+++ SUPPLIED MATERIAL

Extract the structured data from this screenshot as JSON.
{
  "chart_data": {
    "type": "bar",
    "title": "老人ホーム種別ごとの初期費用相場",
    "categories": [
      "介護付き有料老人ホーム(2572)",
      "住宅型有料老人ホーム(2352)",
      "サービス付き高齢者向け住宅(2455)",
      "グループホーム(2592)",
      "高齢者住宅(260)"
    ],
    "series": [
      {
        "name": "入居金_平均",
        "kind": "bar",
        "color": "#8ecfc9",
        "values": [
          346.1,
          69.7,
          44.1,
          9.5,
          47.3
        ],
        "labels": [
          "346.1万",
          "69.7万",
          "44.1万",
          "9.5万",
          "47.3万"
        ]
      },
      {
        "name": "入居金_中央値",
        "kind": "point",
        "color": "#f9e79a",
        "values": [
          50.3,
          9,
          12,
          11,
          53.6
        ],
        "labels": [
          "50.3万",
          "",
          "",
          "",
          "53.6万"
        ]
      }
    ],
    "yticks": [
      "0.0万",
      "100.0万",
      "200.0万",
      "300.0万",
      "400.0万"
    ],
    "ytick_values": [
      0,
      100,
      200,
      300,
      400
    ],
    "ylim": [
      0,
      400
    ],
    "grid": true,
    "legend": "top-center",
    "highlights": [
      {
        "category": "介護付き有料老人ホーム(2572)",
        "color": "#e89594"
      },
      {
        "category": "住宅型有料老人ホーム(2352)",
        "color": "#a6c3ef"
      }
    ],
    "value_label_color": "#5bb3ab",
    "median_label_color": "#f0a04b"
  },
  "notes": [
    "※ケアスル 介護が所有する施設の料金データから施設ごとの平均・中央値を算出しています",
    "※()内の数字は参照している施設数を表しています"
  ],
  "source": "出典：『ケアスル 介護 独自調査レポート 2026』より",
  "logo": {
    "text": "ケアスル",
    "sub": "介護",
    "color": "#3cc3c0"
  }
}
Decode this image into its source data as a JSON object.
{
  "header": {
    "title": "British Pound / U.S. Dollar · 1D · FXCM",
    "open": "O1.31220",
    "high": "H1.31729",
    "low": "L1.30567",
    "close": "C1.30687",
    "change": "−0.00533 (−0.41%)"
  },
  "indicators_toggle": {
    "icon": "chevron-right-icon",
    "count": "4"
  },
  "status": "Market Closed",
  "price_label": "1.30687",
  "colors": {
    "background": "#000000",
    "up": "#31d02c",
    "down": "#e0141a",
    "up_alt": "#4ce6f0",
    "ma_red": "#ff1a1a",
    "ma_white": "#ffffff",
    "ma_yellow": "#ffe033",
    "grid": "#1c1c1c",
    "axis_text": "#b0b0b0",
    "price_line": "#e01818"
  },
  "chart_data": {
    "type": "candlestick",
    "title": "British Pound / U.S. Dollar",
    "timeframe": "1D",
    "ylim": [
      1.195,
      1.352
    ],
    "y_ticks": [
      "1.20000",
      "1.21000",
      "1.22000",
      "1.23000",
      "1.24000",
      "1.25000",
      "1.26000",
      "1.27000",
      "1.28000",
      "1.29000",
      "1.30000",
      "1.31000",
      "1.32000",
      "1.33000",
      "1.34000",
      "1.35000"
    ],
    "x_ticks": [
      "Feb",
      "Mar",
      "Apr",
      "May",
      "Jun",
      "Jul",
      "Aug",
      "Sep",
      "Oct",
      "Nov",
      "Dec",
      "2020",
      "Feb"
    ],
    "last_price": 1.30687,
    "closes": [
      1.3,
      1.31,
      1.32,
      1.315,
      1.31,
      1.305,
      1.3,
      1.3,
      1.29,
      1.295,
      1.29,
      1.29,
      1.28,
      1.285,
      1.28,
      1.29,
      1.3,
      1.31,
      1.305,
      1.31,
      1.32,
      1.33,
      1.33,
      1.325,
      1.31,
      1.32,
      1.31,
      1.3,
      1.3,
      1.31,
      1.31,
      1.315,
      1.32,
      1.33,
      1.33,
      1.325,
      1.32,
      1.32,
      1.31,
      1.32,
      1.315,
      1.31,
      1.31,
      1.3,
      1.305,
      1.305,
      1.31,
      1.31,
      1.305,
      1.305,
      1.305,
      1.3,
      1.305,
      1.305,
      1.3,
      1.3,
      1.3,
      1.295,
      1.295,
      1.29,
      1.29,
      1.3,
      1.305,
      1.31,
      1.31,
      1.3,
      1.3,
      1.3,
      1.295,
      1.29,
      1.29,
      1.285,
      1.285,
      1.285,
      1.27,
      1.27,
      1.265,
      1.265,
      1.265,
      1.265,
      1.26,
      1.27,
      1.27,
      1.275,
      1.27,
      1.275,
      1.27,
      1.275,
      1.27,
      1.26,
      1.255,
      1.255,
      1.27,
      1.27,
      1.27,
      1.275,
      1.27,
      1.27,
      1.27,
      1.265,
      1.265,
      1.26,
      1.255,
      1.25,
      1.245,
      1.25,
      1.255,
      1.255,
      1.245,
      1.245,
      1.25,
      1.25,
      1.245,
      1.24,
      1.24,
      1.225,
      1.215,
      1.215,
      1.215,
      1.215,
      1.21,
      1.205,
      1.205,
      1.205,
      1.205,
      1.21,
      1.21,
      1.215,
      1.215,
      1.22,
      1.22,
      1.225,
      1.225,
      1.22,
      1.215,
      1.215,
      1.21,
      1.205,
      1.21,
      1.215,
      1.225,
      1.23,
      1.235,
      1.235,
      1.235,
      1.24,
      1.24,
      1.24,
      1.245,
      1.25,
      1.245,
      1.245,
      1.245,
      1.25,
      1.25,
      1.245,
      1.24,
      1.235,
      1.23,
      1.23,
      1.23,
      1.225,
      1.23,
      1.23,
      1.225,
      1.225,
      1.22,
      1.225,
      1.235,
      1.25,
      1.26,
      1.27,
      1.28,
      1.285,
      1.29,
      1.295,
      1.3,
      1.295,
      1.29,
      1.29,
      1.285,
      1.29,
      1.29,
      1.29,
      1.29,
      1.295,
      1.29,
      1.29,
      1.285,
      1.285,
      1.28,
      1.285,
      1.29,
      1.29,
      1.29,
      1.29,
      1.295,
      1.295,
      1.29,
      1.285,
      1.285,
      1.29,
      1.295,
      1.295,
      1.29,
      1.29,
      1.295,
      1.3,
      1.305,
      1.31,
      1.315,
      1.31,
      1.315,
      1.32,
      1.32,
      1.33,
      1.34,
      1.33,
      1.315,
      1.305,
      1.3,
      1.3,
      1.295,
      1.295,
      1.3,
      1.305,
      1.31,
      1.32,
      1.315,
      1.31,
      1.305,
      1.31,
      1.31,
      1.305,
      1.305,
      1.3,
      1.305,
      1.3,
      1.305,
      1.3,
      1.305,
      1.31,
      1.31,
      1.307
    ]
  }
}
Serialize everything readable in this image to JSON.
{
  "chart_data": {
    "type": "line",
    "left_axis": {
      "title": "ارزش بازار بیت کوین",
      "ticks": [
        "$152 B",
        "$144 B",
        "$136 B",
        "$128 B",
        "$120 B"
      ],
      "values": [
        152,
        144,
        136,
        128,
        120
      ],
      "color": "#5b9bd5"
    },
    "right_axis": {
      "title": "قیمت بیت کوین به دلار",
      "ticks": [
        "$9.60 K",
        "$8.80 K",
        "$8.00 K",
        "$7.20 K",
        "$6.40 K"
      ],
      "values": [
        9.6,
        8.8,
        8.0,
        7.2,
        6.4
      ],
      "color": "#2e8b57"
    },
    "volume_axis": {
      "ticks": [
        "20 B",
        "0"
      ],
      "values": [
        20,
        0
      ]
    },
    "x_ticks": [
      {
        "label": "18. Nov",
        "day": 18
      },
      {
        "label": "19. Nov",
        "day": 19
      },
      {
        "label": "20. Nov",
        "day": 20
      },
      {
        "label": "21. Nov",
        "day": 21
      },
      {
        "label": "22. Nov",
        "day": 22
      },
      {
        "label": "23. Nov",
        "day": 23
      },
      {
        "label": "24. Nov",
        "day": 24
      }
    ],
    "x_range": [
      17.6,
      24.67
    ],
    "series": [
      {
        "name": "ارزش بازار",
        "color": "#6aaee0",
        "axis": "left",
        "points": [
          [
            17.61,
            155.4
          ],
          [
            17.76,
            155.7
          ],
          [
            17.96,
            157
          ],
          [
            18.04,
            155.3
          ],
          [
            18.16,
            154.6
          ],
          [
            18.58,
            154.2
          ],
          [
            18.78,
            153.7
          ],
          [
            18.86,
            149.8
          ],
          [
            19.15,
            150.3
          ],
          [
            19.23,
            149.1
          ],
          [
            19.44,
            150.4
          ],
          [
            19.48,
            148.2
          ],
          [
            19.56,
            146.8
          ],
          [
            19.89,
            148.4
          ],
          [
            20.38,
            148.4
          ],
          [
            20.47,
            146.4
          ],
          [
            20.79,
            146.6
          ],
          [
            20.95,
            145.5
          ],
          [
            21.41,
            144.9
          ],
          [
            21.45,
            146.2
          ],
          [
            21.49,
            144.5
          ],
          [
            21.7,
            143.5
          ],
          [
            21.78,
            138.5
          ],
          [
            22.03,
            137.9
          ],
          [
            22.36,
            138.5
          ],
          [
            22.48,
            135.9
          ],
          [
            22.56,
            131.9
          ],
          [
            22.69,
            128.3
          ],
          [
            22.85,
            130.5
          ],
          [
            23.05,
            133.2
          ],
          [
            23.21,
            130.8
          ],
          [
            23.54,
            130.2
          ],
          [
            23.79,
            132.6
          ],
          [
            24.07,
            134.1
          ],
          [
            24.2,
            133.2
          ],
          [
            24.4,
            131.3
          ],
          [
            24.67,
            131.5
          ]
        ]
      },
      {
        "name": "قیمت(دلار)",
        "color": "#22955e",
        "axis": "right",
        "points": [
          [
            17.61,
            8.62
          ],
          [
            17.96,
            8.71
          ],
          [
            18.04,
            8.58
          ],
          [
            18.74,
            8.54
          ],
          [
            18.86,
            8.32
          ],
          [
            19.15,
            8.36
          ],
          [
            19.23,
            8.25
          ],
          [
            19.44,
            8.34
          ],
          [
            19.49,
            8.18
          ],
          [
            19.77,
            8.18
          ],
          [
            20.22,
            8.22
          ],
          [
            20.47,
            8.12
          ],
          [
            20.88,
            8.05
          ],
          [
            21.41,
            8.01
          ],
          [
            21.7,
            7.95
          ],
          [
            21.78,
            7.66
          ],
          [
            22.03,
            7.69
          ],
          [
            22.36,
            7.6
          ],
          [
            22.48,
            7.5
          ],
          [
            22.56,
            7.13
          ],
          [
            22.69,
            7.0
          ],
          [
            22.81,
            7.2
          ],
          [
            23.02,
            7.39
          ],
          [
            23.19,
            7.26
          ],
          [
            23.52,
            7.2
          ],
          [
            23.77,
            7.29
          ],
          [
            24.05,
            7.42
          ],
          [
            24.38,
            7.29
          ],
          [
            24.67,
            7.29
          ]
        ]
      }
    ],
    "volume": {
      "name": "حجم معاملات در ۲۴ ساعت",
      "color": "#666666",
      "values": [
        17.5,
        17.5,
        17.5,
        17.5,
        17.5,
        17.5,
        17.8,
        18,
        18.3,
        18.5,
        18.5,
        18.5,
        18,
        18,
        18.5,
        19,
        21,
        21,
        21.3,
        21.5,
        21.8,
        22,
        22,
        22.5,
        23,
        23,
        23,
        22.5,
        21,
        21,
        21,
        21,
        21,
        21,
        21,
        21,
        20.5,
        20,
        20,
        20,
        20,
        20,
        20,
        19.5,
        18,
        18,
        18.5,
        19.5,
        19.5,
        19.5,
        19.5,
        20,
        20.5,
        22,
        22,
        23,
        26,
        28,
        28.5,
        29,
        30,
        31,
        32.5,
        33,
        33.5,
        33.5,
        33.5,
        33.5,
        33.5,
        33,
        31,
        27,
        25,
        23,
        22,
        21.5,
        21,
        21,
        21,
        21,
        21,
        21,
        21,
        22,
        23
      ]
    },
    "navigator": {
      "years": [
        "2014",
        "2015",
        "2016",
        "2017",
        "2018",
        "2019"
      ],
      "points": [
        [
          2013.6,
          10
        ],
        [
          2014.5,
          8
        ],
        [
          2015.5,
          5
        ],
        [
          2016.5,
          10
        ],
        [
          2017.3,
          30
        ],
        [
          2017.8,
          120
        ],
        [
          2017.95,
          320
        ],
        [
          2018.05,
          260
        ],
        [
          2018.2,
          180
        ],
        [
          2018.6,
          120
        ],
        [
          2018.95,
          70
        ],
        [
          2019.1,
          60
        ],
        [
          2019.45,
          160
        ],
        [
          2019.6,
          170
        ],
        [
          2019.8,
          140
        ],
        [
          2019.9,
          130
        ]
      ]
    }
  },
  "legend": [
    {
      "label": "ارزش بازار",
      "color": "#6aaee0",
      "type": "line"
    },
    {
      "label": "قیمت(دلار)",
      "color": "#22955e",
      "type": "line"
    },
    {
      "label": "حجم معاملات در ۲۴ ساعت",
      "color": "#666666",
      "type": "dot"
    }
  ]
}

++++++

TASK DETAILS:
Return only those lines of the records that contain the string "image".

WRITTEN REPLY:
Decode this image into its source data as a JSON object.
Serialize everything readable in this image to JSON.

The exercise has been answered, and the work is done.